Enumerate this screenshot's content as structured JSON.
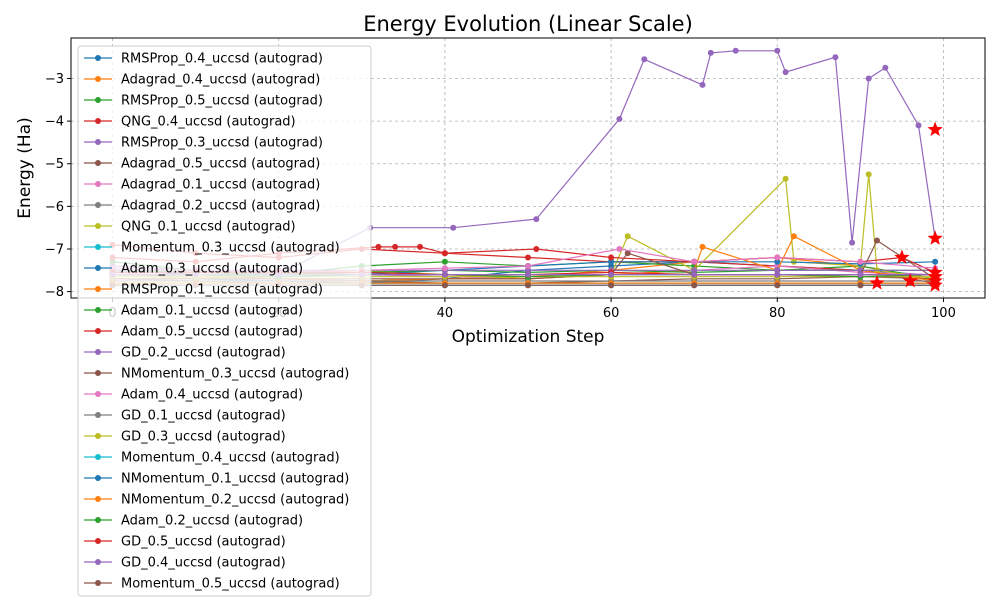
{
  "chart_data": {
    "type": "line",
    "title": "Energy Evolution (Linear Scale)",
    "xlabel": "Optimization Step",
    "ylabel": "Energy (Ha)",
    "xlim": [
      -5,
      105
    ],
    "ylim": [
      -8.15,
      -2.05
    ],
    "xticks": [
      0,
      20,
      40,
      60,
      80,
      100
    ],
    "yticks": [
      -8,
      -7,
      -6,
      -5,
      -4,
      -3
    ],
    "xtick_labels": [
      "0",
      "20",
      "40",
      "60",
      "80",
      "100"
    ],
    "ytick_labels": [
      "−8",
      "−7",
      "−6",
      "−5",
      "−4",
      "−3"
    ],
    "grid": true,
    "grid_style": "dashed",
    "legend_position": "upper-left",
    "final_marker": "red-star",
    "final_marker_color": "#ff0000",
    "series": [
      {
        "name": "RMSProp_0.4_uccsd (autograd)",
        "color": "#1f77b4",
        "x": [
          0,
          10,
          20,
          30,
          40,
          50,
          60,
          70,
          80,
          90,
          99
        ],
        "y": [
          -7.6,
          -7.7,
          -7.75,
          -7.8,
          -7.7,
          -7.5,
          -7.4,
          -7.3,
          -7.4,
          -7.5,
          -7.62
        ]
      },
      {
        "name": "Adagrad_0.4_uccsd (autograd)",
        "color": "#ff7f0e",
        "x": [
          0,
          10,
          20,
          30,
          40,
          50,
          60,
          70,
          80,
          90,
          99
        ],
        "y": [
          -7.5,
          -7.6,
          -7.7,
          -7.75,
          -7.7,
          -7.65,
          -7.5,
          -7.3,
          -7.2,
          -7.4,
          -7.75
        ]
      },
      {
        "name": "RMSProp_0.5_uccsd (autograd)",
        "color": "#2ca02c",
        "x": [
          0,
          10,
          20,
          30,
          40,
          50,
          60,
          70,
          80,
          90,
          99
        ],
        "y": [
          -7.3,
          -7.5,
          -7.6,
          -7.4,
          -7.3,
          -7.4,
          -7.3,
          -7.4,
          -7.5,
          -7.4,
          -7.7
        ]
      },
      {
        "name": "QNG_0.4_uccsd (autograd)",
        "color": "#d62728",
        "x": [
          0,
          10,
          20,
          30,
          40,
          50,
          60,
          70,
          80,
          90,
          99
        ],
        "y": [
          -6.9,
          -7.1,
          -7.2,
          -7.0,
          -7.1,
          -7.2,
          -7.3,
          -7.3,
          -7.4,
          -7.5,
          -7.8
        ]
      },
      {
        "name": "RMSProp_0.3_uccsd (autograd)",
        "color": "#9467bd",
        "x": [
          0,
          10,
          20,
          31,
          41,
          51,
          61,
          64,
          71,
          72,
          75,
          80,
          81,
          87,
          89,
          91,
          93,
          97,
          99
        ],
        "y": [
          -7.4,
          -7.5,
          -7.6,
          -6.5,
          -6.5,
          -6.3,
          -3.95,
          -2.55,
          -3.15,
          -2.4,
          -2.35,
          -2.35,
          -2.85,
          -2.5,
          -6.85,
          -3.0,
          -2.75,
          -4.1,
          -6.75
        ]
      },
      {
        "name": "Adagrad_0.5_uccsd (autograd)",
        "color": "#8c564b",
        "x": [
          0,
          10,
          20,
          30,
          40,
          50,
          60,
          70,
          80,
          90,
          99
        ],
        "y": [
          -7.6,
          -7.65,
          -7.7,
          -7.75,
          -7.8,
          -7.8,
          -7.75,
          -7.7,
          -7.7,
          -7.65,
          -7.7
        ]
      },
      {
        "name": "Adagrad_0.1_uccsd (autograd)",
        "color": "#e377c2",
        "x": [
          0,
          10,
          20,
          30,
          40,
          50,
          60,
          70,
          80,
          90,
          99
        ],
        "y": [
          -7.6,
          -7.5,
          -7.55,
          -7.6,
          -7.65,
          -7.7,
          -7.6,
          -7.5,
          -7.4,
          -7.55,
          -7.6
        ]
      },
      {
        "name": "Adagrad_0.2_uccsd (autograd)",
        "color": "#7f7f7f",
        "x": [
          0,
          10,
          20,
          30,
          40,
          50,
          60,
          70,
          80,
          90,
          99
        ],
        "y": [
          -7.7,
          -7.75,
          -7.8,
          -7.8,
          -7.8,
          -7.8,
          -7.8,
          -7.8,
          -7.8,
          -7.8,
          -7.8
        ]
      },
      {
        "name": "QNG_0.1_uccsd (autograd)",
        "color": "#bcbd22",
        "x": [
          0,
          10,
          20,
          30,
          40,
          50,
          60,
          62,
          70,
          81,
          82,
          90,
          91,
          92,
          99
        ],
        "y": [
          -7.6,
          -7.7,
          -7.6,
          -7.5,
          -7.6,
          -7.7,
          -7.6,
          -6.7,
          -7.5,
          -5.35,
          -7.3,
          -7.4,
          -5.25,
          -7.5,
          -7.7
        ]
      },
      {
        "name": "Momentum_0.3_uccsd (autograd)",
        "color": "#17becf",
        "x": [
          0,
          10,
          20,
          30,
          40,
          50,
          60,
          70,
          80,
          90,
          99
        ],
        "y": [
          -7.85,
          -7.85,
          -7.85,
          -7.85,
          -7.85,
          -7.85,
          -7.85,
          -7.85,
          -7.85,
          -7.85,
          -7.85
        ]
      },
      {
        "name": "Adam_0.3_uccsd (autograd)",
        "color": "#1f77b4",
        "x": [
          0,
          10,
          20,
          30,
          40,
          50,
          60,
          70,
          80,
          90,
          99
        ],
        "y": [
          -7.5,
          -7.6,
          -7.65,
          -7.6,
          -7.5,
          -7.4,
          -7.3,
          -7.3,
          -7.3,
          -7.35,
          -7.3
        ]
      },
      {
        "name": "RMSProp_0.1_uccsd (autograd)",
        "color": "#ff7f0e",
        "x": [
          0,
          10,
          20,
          30,
          40,
          50,
          60,
          70,
          71,
          80,
          82,
          90,
          99
        ],
        "y": [
          -7.7,
          -7.7,
          -7.7,
          -7.75,
          -7.7,
          -7.7,
          -7.6,
          -7.5,
          -6.95,
          -7.5,
          -6.7,
          -7.5,
          -7.75
        ]
      },
      {
        "name": "Adam_0.1_uccsd (autograd)",
        "color": "#2ca02c",
        "x": [
          0,
          10,
          20,
          30,
          40,
          50,
          60,
          70,
          80,
          90,
          99
        ],
        "y": [
          -7.5,
          -7.55,
          -7.6,
          -7.55,
          -7.5,
          -7.55,
          -7.5,
          -7.55,
          -7.5,
          -7.5,
          -7.5
        ]
      },
      {
        "name": "Adam_0.5_uccsd (autograd)",
        "color": "#d62728",
        "x": [
          0,
          10,
          20,
          32,
          34,
          37,
          40,
          51,
          60,
          70,
          80,
          90,
          95,
          99
        ],
        "y": [
          -7.2,
          -7.3,
          -7.1,
          -6.95,
          -6.95,
          -6.95,
          -7.1,
          -7.0,
          -7.2,
          -7.3,
          -7.2,
          -7.3,
          -7.2,
          -7.55
        ]
      },
      {
        "name": "GD_0.2_uccsd (autograd)",
        "color": "#9467bd",
        "x": [
          0,
          10,
          20,
          30,
          40,
          50,
          60,
          70,
          80,
          90,
          99
        ],
        "y": [
          -7.5,
          -7.5,
          -7.5,
          -7.5,
          -7.5,
          -7.5,
          -7.5,
          -7.5,
          -7.5,
          -7.5,
          -7.5
        ]
      },
      {
        "name": "NMomentum_0.3_uccsd (autograd)",
        "color": "#8c564b",
        "x": [
          0,
          10,
          20,
          30,
          40,
          50,
          60,
          62,
          70,
          80,
          90,
          92,
          99
        ],
        "y": [
          -7.7,
          -7.7,
          -7.7,
          -7.7,
          -7.7,
          -7.7,
          -7.6,
          -7.1,
          -7.6,
          -7.6,
          -7.6,
          -6.8,
          -7.7
        ]
      },
      {
        "name": "Adam_0.4_uccsd (autograd)",
        "color": "#e377c2",
        "x": [
          0,
          10,
          20,
          30,
          40,
          50,
          61,
          70,
          80,
          90,
          99
        ],
        "y": [
          -7.45,
          -7.5,
          -7.55,
          -7.5,
          -7.45,
          -7.4,
          -7.0,
          -7.3,
          -7.2,
          -7.3,
          -7.45
        ]
      },
      {
        "name": "GD_0.1_uccsd (autograd)",
        "color": "#7f7f7f",
        "x": [
          0,
          10,
          20,
          30,
          40,
          50,
          60,
          70,
          80,
          90,
          99
        ],
        "y": [
          -7.75,
          -7.75,
          -7.75,
          -7.75,
          -7.75,
          -7.75,
          -7.75,
          -7.75,
          -7.75,
          -7.75,
          -7.75
        ]
      },
      {
        "name": "GD_0.3_uccsd (autograd)",
        "color": "#bcbd22",
        "x": [
          0,
          10,
          20,
          30,
          40,
          50,
          60,
          70,
          80,
          90,
          99
        ],
        "y": [
          -7.65,
          -7.65,
          -7.65,
          -7.65,
          -7.65,
          -7.65,
          -7.65,
          -7.65,
          -7.65,
          -7.65,
          -7.65
        ]
      },
      {
        "name": "Momentum_0.4_uccsd (autograd)",
        "color": "#17becf",
        "x": [
          0,
          10,
          20,
          30,
          40,
          50,
          60,
          70,
          80,
          90,
          99
        ],
        "y": [
          -7.8,
          -7.8,
          -7.8,
          -7.8,
          -7.8,
          -7.8,
          -7.8,
          -7.8,
          -7.8,
          -7.8,
          -7.8
        ]
      },
      {
        "name": "NMomentum_0.1_uccsd (autograd)",
        "color": "#1f77b4",
        "x": [
          0,
          10,
          20,
          30,
          40,
          50,
          60,
          70,
          80,
          90,
          99
        ],
        "y": [
          -7.85,
          -7.85,
          -7.85,
          -7.85,
          -7.85,
          -7.85,
          -7.85,
          -7.85,
          -7.85,
          -7.85,
          -7.85
        ]
      },
      {
        "name": "NMomentum_0.2_uccsd (autograd)",
        "color": "#ff7f0e",
        "x": [
          0,
          10,
          20,
          30,
          40,
          50,
          60,
          70,
          80,
          90,
          99
        ],
        "y": [
          -7.8,
          -7.8,
          -7.8,
          -7.8,
          -7.8,
          -7.8,
          -7.8,
          -7.8,
          -7.8,
          -7.8,
          -7.8
        ]
      },
      {
        "name": "Adam_0.2_uccsd (autograd)",
        "color": "#2ca02c",
        "x": [
          0,
          10,
          20,
          30,
          40,
          50,
          60,
          70,
          80,
          90,
          99
        ],
        "y": [
          -7.6,
          -7.6,
          -7.65,
          -7.6,
          -7.6,
          -7.65,
          -7.6,
          -7.6,
          -7.6,
          -7.65,
          -7.6
        ]
      },
      {
        "name": "GD_0.5_uccsd (autograd)",
        "color": "#d62728",
        "x": [
          0,
          10,
          20,
          30,
          40,
          50,
          60,
          70,
          80,
          90,
          99
        ],
        "y": [
          -7.55,
          -7.55,
          -7.55,
          -7.55,
          -7.6,
          -7.6,
          -7.55,
          -7.6,
          -7.6,
          -7.6,
          -7.6
        ]
      },
      {
        "name": "GD_0.4_uccsd (autograd)",
        "color": "#9467bd",
        "x": [
          0,
          10,
          20,
          30,
          40,
          50,
          60,
          70,
          80,
          90,
          99
        ],
        "y": [
          -7.6,
          -7.6,
          -7.6,
          -7.6,
          -7.6,
          -7.6,
          -7.6,
          -7.6,
          -7.6,
          -7.6,
          -7.6
        ]
      },
      {
        "name": "Momentum_0.5_uccsd (autograd)",
        "color": "#8c564b",
        "x": [
          0,
          10,
          20,
          30,
          40,
          50,
          60,
          70,
          80,
          90,
          99
        ],
        "y": [
          -7.85,
          -7.85,
          -7.85,
          -7.85,
          -7.85,
          -7.85,
          -7.85,
          -7.85,
          -7.85,
          -7.85,
          -7.85
        ]
      }
    ],
    "final_points": [
      {
        "x": 99,
        "y": -4.2
      },
      {
        "x": 99,
        "y": -6.75
      },
      {
        "x": 99,
        "y": -7.55
      },
      {
        "x": 99,
        "y": -7.65
      },
      {
        "x": 99,
        "y": -7.75
      },
      {
        "x": 99,
        "y": -7.85
      },
      {
        "x": 92,
        "y": -7.8
      },
      {
        "x": 95,
        "y": -7.2
      },
      {
        "x": 96,
        "y": -7.75
      }
    ]
  }
}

====

## Requirements
Check each line of the records above for the word "Energy", then give the number of lines that have it, with no other words.

## Task output
2